Pick every line from the data that holds the word "شرکت".

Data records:
* * * * * * *

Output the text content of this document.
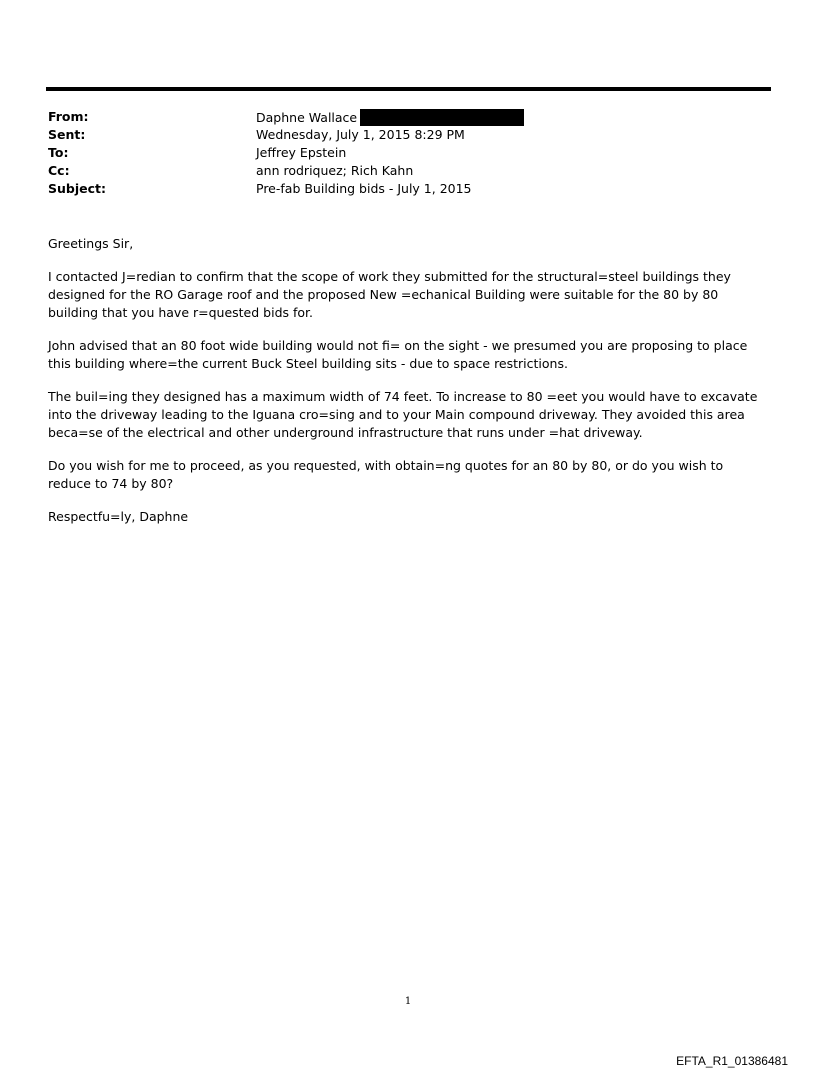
From:	Daphne Wallace
Sent:	Wednesday, July 1, 2015 8:29 PM
To:	Jeffrey Epstein
Cc:	ann rodriquez; Rich Kahn
Subject:	Pre-fab Building bids - July 1, 2015

Greetings Sir,

I contacted J=redian to confirm that the scope of work they submitted for the structural=steel buildings they designed for the RO Garage roof and the proposed New =echanical Building were suitable for the 80 by 80 building that you have r=quested bids for.

John advised that an 80 foot wide building would not fi= on the sight - we presumed you are proposing to place this building where=the current Buck Steel building sits - due to space restrictions.

The buil=ing they designed has a maximum width of 74 feet. To increase to 80 =eet you would have to excavate into the driveway leading to the Iguana cro=sing and to your Main compound driveway. They avoided this area beca=se of the electrical and other underground infrastructure that runs under =hat driveway.

Do you wish for me to proceed, as you requested, with obtain=ng quotes for an 80 by 80, or do you wish to reduce to 74 by 80?

Respectfu=ly, Daphne

1
EFTA_R1_01386481
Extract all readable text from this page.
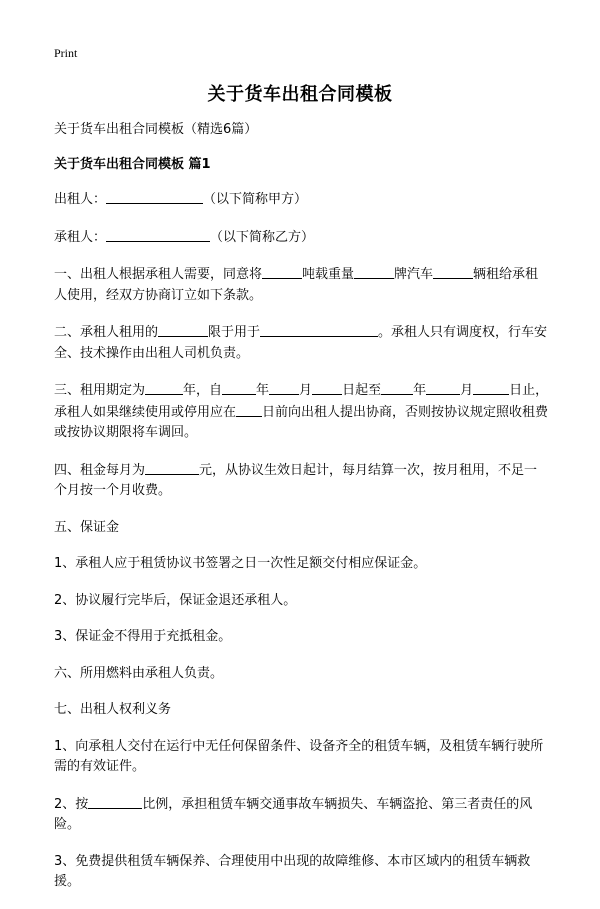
Print
关于货车出租合同模板

关于货车出租合同模板（精选6篇）

关于货车出租合同模板 篇1

出租人：	（以下简称甲方）

承租人：	（以下简称乙方）

一、出租人根据承租人需要，同意将	吨载重量	牌汽车	辆租给承租人使用，经双方协商订立如下条款。

二、承租人租用的	限于用于	。承租人只有调度权，行车安全、技术操作由出租人司机负责。

三、租用期定为	年，自	年 月 日起至 年	月	日止，承租人如果继续使用或停用应在 日前向出租人提出协商，否则按协议规定照收租费或按协议期限将车调回。

四、租金每月为	元，从协议生效日起计，每月结算一次，按月租用，不足一个月按一个月收费。

五、保证金

1、承租人应于租赁协议书签署之日一次性足额交付相应保证金。

2、协议履行完毕后，保证金退还承租人。

3、保证金不得用于充抵租金。

六、所用燃料由承租人负责。

七、出租人权利义务

1、向承租人交付在运行中无任何保留条件、设备齐全的租赁车辆，及租赁车辆行驶所需的有效证件。

2、按	比例，承担租赁车辆交通事故车辆损失、车辆盗抢、第三者责任的风险。

3、免费提供租赁车辆保养、合理使用中出现的故障维修、本市区域内的租赁车辆救援。
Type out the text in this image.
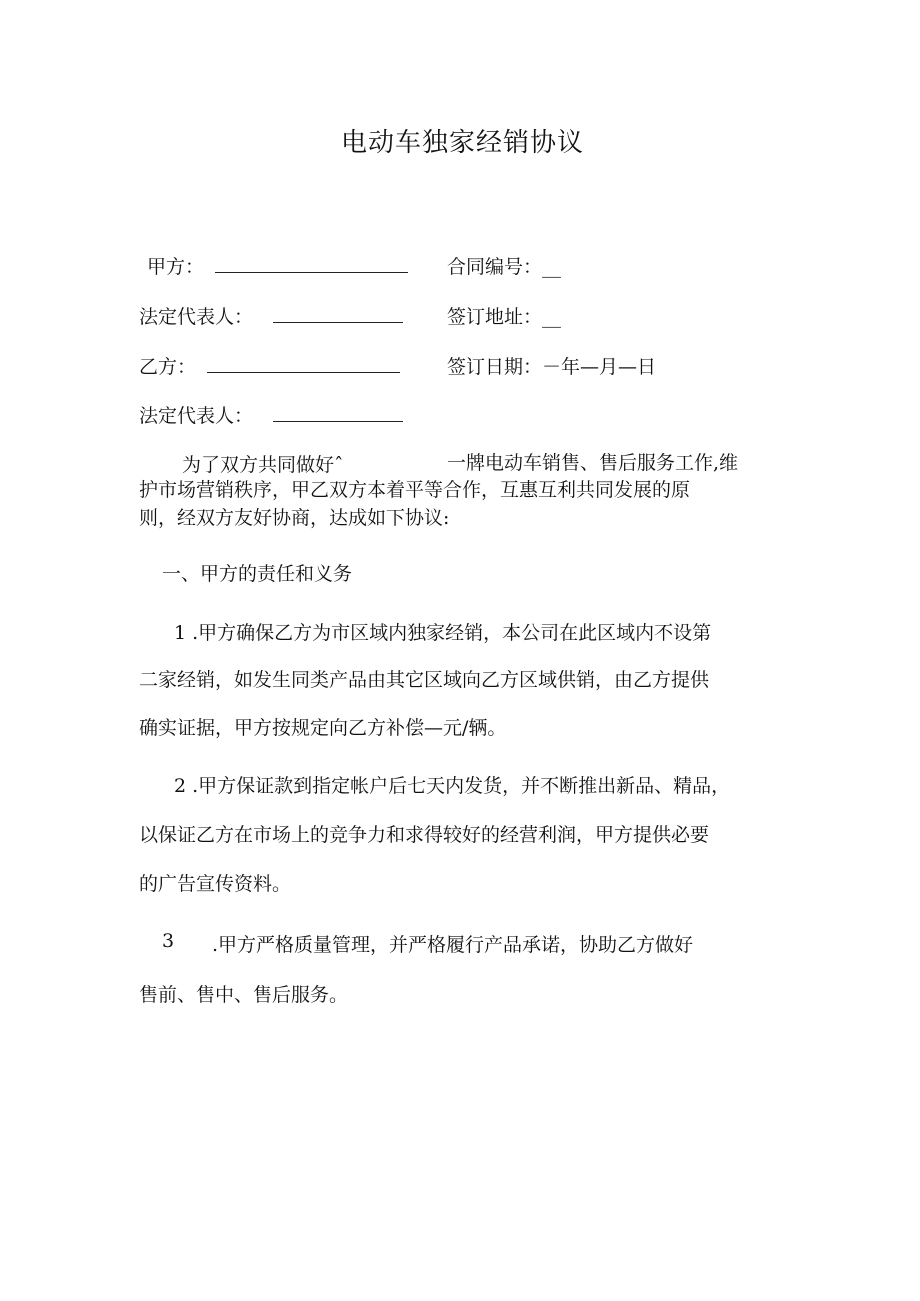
电动车独家经销协议
甲方：
法定代表人：
乙方：
法定代表人：
合同编号：__
签订地址：__
签订日期：－年—月—日
为了双方共同做好ˆ	一牌电动车销售、售后服务工作,维
护市场营销秩序，甲乙双方本着平等合作，互惠互利共同发展的原
则，经双方友好协商，达成如下协议:
一、甲方的责任和义务
1 .甲方确保乙方为市区域内独家经销，本公司在此区域内不设第
二家经销，如发生同类产品由其它区域向乙方区域供销，由乙方提供
确实证据，甲方按规定向乙方补偿—元/辆。
2 .甲方保证款到指定帐户后七天内发货，并不断推出新品、精品，
以保证乙方在市场上的竞争力和求得较好的经营利润，甲方提供必要
的广告宣传资料。
3 .甲方严格质量管理，并严格履行产品承诺，协助乙方做好
售前、售中、售后服务。
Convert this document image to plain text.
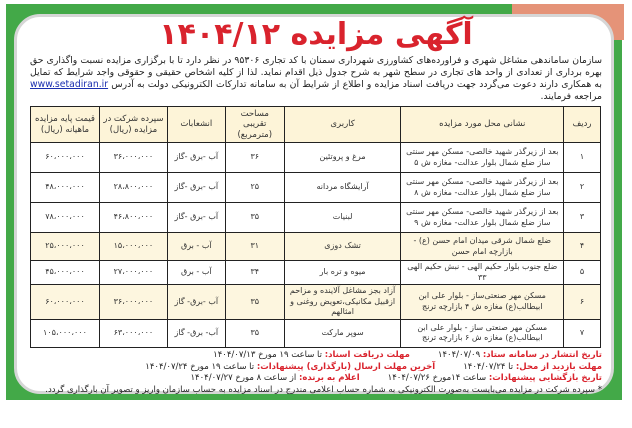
آگهی مزایده ۱۴۰۴/۱۲
سازمان ساماندهی مشاغل شهری و فراورده‌های کشاورزی شهرداری سمنان با کد تجاری ۹۵۳۰۶ در نظر دارد تا با برگزاری مزایده نسبت واگذاری حق بهره برداری از تعدادی از واحد های تجاری در سطح شهر به شرح جدول ذیل اقدام نماید. لذا از کلیه اشخاص حقیقی و حقوقی واجد شرایط که تمایل به همکاری دارند دعوت می‌گردد جهت دریافت اسناد مزایده و اطلاع از شرایط آن به سامانه تدارکات الکترونیکی دولت به آدرس www.setadiran.ir مراجعه فرمایند.
ردیف	نشانی محل مورد مزایده	کاربری	مساحت تقریبی (مترمربع)	انشعابات	سپرده شرکت در مزایده (ریال)	قیمت پایه مزایده ماهیانه (ریال)
۱	بعد از زیرگذر شهید خالصی- مسکن مهر سنتی ساز ضلع شمال بلوار عدالت- مغازه ش ۵	مرغ و پروتئین	۳۶	آب -برق -گاز	۳۶،۰۰۰،۰۰۰	۶۰،۰۰۰،۰۰۰
۲	بعد از زیرگذر شهید خالصی- مسکن مهر سنتی ساز ضلع شمال بلوار عدالت- مغازه ش ۸	آرایشگاه مردانه	۲۵	آب -برق -گاز	۲۸،۸۰۰،۰۰۰	۴۸،۰۰۰،۰۰۰
۳	بعد از زیرگذر شهید خالصی- مسکن مهر سنتی ساز ضلع شمال بلوار عدالت- مغازه ش ۹	لبنیات	۳۵	آب -برق -گاز	۴۶،۸۰۰،۰۰۰	۷۸،۰۰۰،۰۰۰
۴	ضلع شمال شرقی میدان امام حسن (ع) - بازارچه امام حسن	تشک دوزی	۳۱	آب - برق	۱۵،۰۰۰،۰۰۰	۲۵،۰۰۰،۰۰۰
۵	ضلع جنوب بلوار حکیم الهی - نبش حکیم الهی ۳۳	میوه و تره بار	۳۴	آب - برق	۲۷،۰۰۰،۰۰۰	۴۵،۰۰۰،۰۰۰
۶	مسکن مهر صنعتی‌ساز - بلوار علی ابن ابیطالب(ع) مغازه ش ۴ بازارچه ترنج	آزاد بجز مشاغل آلاینده و مزاحم ازقبیل مکانیکی،تعویض روغنی و امثالهم	۳۵	آب -برق- گاز	۳۶،۰۰۰،۰۰۰	۶۰،۰۰۰،۰۰۰
۷	مسکن مهر صنعتی ساز - بلوار علی ابن ابیطالب(ع) مغازه ش ۶ بازارچه ترنج	سوپر مارکت	۳۵	آب- برق- گاز	۶۳،۰۰۰،۰۰۰	۱۰۵،۰۰۰،۰۰۰
تاریخ انتشار در سامانه ستاد: ۱۴۰۴/۰۷/۰۹مهلت دریافت اسناد: تا ساعت ۱۹ مورخ ۱۴۰۴/۰۷/۱۳
مهلت بازدید از محل: تا ۱۴۰۴/۰۷/۲۴آخرین مهلت ارسال (بارگذاری) پیشنهادات: تا ساعت ۱۹ مورخ ۱۴۰۴/۰۷/۲۴
تاریخ بازگشایی پیشنهادات: ساعت ۱۴مورخ ۱۴۰۴/۰۷/۲۶اعلام به برنده: از ساعت ۸ مورخ ۱۴۰۴/۰۷/۲۷
* سپرده شرکت در مزایده می‌بایست به‌صورت الکترونیکی به شماره حساب اعلامی مندرج در اسناد مزایده به حساب سازمان واریز و تصویر آن بارگذاری گردد.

* * * * * * *

* [Exercise response]:
ردیف	نشانی محل مورد مزایده	کاربری	مساحت تقریبی (مترمربع)	انشعابات	سپرده شرکت در مزایده (ریال)	قیمت پایه مزایده ماهیانه (ریال)
* سپرده شرکت در مزایده می‌بایست به‌صورت الکترونیکی به شماره حساب اعلامی مندرج در اسناد مزایده به حساب سازمان واریز و تصویر آن بارگذاری گردد.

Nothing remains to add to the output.